WRITTEN INSTRUCTION –
Only lines holding the string "color" are wanted; copy each one from the material.

Figure record listings:
◆ ◆ ◆ ◆

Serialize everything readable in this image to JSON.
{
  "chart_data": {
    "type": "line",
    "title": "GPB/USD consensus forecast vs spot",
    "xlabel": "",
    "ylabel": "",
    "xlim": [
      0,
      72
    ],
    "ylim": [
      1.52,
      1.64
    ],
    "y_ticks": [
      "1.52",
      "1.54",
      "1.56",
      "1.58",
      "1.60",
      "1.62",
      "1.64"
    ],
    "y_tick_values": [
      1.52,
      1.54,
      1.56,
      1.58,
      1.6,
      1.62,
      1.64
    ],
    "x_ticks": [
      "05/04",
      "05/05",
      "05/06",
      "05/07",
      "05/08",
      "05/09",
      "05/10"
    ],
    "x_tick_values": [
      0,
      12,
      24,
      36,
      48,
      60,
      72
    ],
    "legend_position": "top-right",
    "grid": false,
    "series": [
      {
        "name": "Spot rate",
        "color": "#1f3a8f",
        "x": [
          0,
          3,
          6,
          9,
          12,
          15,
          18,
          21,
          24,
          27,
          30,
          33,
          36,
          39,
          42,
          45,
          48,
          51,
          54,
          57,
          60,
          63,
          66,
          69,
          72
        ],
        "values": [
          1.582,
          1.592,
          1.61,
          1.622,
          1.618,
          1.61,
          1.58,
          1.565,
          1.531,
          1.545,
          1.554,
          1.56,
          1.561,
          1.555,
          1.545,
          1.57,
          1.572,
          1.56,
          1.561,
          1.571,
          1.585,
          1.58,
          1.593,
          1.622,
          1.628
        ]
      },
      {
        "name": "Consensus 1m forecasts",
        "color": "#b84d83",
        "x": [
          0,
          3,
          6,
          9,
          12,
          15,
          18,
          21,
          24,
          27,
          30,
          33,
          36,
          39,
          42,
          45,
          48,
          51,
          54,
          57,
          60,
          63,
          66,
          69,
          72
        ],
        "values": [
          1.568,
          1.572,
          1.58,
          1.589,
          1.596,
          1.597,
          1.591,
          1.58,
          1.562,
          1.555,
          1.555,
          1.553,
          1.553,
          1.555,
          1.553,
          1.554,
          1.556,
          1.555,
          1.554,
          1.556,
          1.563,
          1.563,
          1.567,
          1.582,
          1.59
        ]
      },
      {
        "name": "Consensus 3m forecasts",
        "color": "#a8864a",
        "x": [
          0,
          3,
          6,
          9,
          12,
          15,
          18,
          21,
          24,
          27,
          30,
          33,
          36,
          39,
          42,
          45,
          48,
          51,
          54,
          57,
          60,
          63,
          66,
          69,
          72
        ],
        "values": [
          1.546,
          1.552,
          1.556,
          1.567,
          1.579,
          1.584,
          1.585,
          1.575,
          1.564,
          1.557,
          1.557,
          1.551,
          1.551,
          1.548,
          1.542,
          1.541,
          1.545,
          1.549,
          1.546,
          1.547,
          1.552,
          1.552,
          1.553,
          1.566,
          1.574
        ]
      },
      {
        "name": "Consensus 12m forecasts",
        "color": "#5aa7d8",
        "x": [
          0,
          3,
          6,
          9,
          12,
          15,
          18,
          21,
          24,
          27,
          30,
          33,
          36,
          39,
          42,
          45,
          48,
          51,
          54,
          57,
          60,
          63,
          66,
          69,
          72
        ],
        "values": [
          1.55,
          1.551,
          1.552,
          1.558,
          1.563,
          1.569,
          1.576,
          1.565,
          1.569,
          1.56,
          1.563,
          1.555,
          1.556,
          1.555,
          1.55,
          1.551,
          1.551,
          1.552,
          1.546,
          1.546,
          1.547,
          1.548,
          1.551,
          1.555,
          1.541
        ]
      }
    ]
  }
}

◆ ◆ ◆ ◆

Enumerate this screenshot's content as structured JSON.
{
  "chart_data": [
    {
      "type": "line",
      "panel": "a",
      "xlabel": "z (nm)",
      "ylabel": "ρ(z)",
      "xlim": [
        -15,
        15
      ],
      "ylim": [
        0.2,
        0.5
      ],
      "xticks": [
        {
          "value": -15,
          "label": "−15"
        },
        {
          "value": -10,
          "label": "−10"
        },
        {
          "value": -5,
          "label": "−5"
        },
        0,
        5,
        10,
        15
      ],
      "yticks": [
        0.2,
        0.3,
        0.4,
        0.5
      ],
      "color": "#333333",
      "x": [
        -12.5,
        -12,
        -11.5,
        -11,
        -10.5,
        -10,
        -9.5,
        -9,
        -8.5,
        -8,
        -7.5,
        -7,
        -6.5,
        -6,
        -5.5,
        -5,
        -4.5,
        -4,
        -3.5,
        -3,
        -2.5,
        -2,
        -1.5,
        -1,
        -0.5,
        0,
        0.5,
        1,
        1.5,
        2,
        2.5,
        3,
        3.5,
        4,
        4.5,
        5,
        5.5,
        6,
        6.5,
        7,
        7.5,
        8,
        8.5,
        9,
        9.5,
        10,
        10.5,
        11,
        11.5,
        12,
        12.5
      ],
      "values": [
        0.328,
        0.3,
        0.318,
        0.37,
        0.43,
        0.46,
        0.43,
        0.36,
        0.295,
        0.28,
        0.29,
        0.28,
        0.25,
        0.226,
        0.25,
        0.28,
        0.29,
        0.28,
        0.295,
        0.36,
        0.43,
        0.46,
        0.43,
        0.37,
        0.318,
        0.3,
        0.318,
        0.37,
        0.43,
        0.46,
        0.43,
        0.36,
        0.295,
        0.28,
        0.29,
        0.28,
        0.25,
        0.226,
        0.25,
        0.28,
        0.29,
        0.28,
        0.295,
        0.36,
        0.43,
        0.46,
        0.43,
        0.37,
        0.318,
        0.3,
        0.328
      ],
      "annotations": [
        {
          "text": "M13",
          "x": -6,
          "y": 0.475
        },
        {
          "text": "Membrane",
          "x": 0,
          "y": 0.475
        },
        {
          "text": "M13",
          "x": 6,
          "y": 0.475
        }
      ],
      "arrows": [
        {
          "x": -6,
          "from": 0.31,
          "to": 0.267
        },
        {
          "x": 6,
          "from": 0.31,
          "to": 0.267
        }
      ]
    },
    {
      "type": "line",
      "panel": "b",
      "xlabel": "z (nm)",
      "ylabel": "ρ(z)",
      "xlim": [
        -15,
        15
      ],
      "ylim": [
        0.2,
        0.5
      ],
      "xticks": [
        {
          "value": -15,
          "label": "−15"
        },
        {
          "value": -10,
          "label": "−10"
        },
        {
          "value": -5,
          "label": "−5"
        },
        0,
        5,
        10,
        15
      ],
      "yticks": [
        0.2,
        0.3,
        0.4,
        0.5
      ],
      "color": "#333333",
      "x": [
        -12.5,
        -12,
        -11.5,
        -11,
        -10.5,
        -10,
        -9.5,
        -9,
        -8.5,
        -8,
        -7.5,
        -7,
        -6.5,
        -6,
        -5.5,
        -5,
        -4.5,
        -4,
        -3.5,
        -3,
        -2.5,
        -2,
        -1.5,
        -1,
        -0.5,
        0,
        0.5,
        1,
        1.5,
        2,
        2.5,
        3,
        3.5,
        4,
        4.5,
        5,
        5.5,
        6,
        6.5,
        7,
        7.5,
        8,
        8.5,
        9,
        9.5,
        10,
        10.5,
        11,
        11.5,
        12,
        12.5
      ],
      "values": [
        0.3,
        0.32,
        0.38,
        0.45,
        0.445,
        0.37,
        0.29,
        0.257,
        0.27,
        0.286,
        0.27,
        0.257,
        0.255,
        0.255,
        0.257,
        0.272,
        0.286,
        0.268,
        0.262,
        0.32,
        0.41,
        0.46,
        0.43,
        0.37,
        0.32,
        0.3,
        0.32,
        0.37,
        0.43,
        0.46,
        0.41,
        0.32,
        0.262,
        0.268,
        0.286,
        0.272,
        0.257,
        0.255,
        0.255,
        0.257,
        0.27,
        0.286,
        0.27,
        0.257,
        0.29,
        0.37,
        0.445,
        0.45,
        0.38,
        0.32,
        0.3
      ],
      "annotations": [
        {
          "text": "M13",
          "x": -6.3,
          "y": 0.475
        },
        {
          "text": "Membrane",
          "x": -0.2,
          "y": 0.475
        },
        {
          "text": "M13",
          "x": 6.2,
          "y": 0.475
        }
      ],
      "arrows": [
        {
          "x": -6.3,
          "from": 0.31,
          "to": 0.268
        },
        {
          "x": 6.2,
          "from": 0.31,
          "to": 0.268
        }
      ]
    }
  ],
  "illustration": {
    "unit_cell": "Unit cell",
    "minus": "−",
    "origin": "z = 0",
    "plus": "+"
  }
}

◆ ◆ ◆ ◆

EXPECTED ANSWER –
        "color": "#1f3a8f",
        "color": "#b84d83",
        "color": "#a8864a",
        "color": "#5aa7d8",
      "color": "#333333",
      "color": "#333333",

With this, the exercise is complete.